__Exercise prompt__. From the listing below, pull out all lines with "updateclosuredays" in them.

[start]

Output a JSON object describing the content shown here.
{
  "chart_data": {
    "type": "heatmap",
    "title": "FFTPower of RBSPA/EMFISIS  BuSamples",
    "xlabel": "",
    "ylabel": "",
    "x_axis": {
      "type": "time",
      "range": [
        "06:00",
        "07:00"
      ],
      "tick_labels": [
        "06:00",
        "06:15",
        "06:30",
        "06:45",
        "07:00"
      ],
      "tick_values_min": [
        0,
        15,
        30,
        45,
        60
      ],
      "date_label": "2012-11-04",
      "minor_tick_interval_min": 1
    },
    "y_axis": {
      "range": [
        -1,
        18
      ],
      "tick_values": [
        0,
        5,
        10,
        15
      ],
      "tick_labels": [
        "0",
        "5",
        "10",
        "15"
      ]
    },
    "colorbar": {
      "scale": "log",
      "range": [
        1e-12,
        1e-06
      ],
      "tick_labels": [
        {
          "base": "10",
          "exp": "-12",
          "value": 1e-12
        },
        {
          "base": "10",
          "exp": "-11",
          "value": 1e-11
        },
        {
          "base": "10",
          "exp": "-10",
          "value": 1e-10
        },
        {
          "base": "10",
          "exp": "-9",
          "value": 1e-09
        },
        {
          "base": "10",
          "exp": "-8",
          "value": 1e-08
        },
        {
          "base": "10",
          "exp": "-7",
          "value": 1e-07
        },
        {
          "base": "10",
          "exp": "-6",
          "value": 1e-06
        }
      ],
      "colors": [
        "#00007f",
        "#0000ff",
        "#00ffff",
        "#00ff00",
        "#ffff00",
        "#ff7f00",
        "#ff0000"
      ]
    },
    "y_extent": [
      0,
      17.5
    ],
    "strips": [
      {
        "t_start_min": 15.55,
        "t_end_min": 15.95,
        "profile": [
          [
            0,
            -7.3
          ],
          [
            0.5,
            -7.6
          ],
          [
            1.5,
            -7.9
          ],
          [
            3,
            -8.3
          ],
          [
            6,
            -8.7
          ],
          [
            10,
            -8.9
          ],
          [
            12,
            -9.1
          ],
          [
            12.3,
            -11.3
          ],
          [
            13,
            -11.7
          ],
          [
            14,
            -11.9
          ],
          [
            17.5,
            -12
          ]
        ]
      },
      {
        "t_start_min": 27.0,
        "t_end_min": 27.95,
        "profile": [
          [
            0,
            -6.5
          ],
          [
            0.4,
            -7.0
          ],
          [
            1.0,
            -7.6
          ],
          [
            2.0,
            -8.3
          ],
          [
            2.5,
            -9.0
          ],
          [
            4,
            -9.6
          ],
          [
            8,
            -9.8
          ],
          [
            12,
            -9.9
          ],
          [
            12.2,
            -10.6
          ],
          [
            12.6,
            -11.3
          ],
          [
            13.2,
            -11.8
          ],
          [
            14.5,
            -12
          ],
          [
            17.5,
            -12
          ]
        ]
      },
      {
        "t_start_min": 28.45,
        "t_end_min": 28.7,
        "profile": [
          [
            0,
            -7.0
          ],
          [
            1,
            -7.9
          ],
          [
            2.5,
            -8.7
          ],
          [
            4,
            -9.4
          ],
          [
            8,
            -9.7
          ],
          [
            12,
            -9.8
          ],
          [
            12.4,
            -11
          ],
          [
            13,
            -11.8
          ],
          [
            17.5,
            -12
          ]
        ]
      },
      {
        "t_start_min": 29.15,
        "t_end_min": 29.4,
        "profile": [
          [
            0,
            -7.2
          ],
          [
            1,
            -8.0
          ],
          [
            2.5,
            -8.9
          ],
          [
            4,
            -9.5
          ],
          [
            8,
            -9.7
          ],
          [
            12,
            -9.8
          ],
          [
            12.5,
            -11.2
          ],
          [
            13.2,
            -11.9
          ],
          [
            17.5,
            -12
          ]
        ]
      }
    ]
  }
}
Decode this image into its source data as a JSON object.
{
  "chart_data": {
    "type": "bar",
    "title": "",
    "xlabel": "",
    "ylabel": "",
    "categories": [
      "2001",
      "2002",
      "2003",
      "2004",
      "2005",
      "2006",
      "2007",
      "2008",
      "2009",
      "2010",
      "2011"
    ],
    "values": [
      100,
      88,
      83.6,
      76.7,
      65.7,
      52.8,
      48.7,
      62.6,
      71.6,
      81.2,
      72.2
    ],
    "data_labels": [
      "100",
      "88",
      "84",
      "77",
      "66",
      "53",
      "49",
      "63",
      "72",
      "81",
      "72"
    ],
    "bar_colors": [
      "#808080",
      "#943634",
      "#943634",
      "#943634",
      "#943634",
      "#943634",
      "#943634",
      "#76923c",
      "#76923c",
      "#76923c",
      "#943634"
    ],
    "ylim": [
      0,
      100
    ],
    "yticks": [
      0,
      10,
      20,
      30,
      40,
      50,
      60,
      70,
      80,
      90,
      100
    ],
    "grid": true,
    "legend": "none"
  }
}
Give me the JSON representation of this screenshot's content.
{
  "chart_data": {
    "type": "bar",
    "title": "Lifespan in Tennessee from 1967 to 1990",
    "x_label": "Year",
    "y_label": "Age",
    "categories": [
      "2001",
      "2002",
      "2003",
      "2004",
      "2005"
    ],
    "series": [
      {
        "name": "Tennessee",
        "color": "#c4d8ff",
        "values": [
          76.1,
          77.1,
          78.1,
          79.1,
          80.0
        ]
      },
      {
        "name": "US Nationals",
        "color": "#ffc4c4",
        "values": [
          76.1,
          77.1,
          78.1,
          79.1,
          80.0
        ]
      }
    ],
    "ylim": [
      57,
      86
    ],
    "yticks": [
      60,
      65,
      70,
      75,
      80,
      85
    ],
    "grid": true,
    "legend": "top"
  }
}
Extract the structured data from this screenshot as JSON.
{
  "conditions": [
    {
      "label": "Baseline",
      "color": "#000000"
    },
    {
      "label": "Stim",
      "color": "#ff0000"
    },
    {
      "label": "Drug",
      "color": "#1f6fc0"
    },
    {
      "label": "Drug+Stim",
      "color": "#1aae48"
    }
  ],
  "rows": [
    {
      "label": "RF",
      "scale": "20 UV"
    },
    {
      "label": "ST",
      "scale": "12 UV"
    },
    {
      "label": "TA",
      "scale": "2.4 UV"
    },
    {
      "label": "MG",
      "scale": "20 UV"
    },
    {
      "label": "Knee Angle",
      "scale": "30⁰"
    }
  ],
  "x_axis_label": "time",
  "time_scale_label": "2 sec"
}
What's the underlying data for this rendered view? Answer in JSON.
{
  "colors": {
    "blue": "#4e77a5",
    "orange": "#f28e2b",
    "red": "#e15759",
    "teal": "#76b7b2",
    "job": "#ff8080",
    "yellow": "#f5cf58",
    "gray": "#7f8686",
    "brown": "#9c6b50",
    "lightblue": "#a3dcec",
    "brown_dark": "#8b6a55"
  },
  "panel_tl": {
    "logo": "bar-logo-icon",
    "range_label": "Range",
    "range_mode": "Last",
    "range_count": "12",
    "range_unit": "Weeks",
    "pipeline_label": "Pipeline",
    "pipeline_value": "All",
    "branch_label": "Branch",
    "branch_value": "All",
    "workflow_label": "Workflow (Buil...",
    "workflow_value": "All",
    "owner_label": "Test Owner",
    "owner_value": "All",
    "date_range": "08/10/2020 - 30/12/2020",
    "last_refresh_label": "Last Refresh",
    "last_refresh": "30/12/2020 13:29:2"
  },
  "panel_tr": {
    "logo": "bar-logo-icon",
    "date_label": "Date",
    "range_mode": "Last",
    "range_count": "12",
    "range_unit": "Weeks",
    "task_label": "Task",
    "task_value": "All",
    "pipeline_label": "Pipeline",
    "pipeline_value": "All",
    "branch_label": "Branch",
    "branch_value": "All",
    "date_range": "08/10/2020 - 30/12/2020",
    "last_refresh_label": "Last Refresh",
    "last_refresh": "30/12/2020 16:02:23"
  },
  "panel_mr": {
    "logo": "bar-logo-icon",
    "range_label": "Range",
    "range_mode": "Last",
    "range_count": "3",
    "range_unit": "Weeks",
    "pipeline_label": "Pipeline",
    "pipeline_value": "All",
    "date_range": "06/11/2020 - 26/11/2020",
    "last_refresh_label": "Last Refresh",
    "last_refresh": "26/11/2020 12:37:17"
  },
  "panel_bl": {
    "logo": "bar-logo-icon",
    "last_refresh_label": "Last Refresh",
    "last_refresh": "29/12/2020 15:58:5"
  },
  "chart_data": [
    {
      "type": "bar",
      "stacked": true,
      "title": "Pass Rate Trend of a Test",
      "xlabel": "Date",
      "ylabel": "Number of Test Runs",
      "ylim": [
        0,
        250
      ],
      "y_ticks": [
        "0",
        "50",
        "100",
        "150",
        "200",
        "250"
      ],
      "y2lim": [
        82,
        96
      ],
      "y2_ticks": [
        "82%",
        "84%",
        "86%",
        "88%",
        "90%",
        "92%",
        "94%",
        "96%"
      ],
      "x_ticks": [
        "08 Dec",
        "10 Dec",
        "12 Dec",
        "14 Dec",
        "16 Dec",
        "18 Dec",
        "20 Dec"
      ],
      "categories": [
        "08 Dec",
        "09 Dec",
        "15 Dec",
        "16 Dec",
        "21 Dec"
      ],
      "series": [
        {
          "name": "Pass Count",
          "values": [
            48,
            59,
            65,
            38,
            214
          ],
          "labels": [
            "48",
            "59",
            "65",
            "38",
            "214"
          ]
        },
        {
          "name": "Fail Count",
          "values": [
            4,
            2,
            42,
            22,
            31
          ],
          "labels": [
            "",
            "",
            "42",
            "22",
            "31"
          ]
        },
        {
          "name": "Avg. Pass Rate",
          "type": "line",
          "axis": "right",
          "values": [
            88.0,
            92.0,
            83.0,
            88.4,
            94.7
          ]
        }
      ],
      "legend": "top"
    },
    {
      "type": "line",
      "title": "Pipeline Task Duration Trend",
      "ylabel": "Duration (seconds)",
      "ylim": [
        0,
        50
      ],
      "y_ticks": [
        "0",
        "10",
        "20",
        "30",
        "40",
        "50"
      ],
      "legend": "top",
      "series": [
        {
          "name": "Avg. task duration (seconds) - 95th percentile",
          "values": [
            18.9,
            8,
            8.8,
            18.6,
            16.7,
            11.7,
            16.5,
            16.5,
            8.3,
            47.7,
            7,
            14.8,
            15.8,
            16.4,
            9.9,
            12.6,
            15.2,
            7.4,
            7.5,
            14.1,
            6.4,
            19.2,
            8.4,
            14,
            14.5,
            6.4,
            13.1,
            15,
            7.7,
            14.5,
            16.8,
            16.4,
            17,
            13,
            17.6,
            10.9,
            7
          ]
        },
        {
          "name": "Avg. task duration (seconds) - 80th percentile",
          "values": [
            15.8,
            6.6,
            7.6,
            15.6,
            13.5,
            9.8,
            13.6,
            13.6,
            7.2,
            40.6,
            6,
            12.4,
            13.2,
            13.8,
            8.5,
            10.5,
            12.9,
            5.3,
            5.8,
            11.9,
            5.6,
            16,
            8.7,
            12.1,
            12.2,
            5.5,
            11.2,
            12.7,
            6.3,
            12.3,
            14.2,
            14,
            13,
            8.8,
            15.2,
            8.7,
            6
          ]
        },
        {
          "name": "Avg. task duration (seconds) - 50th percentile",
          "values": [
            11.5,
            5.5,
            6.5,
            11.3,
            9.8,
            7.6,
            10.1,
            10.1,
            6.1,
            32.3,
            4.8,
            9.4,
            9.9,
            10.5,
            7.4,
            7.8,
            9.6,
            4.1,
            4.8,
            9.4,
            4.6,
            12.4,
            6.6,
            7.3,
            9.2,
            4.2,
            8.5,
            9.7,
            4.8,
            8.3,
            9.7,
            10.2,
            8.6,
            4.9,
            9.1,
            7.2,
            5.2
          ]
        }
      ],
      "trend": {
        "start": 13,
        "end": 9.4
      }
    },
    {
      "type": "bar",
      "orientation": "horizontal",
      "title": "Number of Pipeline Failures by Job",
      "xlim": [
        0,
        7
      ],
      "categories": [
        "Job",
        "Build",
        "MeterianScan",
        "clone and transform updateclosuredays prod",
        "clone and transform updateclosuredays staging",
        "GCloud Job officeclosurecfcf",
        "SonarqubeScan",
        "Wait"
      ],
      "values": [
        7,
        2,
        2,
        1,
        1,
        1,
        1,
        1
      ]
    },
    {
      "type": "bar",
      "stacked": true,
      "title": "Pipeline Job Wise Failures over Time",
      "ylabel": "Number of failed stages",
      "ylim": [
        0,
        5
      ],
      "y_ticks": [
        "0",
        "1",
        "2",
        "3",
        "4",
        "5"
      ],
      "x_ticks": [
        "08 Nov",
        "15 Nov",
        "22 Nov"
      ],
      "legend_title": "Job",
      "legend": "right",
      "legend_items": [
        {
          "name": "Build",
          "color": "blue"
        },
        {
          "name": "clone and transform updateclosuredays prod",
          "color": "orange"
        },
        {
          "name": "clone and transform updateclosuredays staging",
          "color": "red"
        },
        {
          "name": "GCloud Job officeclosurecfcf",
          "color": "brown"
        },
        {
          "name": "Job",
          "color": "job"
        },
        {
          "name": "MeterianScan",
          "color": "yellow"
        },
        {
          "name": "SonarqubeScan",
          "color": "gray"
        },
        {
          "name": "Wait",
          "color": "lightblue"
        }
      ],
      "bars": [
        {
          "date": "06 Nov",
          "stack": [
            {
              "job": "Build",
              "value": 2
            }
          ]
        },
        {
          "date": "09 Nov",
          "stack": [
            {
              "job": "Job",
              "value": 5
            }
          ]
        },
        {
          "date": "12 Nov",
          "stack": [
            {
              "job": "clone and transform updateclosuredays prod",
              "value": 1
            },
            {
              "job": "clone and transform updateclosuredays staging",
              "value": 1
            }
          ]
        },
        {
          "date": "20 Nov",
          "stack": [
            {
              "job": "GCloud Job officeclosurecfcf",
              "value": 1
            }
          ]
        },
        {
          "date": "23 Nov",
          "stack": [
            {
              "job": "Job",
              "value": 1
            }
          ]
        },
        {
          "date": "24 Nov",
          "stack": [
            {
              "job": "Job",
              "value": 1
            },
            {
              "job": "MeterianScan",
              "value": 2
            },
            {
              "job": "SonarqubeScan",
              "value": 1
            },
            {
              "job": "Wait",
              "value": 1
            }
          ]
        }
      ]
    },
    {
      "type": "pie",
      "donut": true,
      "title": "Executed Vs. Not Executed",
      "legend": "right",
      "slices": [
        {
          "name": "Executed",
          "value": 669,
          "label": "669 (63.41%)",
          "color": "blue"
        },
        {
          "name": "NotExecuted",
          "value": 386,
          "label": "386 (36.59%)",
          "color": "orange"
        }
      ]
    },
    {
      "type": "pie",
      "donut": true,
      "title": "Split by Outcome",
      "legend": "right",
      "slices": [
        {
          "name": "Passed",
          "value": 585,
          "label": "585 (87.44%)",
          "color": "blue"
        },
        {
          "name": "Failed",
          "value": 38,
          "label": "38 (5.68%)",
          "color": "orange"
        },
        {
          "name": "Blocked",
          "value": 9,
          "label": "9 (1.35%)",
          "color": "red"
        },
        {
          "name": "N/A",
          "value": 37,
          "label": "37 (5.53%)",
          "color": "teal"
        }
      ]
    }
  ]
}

[end]

__The reply__.
        "clone and transform updateclosuredays prod",
        "clone and transform updateclosuredays staging",
          "name": "clone and transform updateclosuredays prod",
          "name": "clone and transform updateclosuredays staging",
              "job": "clone and transform updateclosuredays prod",
              "job": "clone and transform updateclosuredays staging",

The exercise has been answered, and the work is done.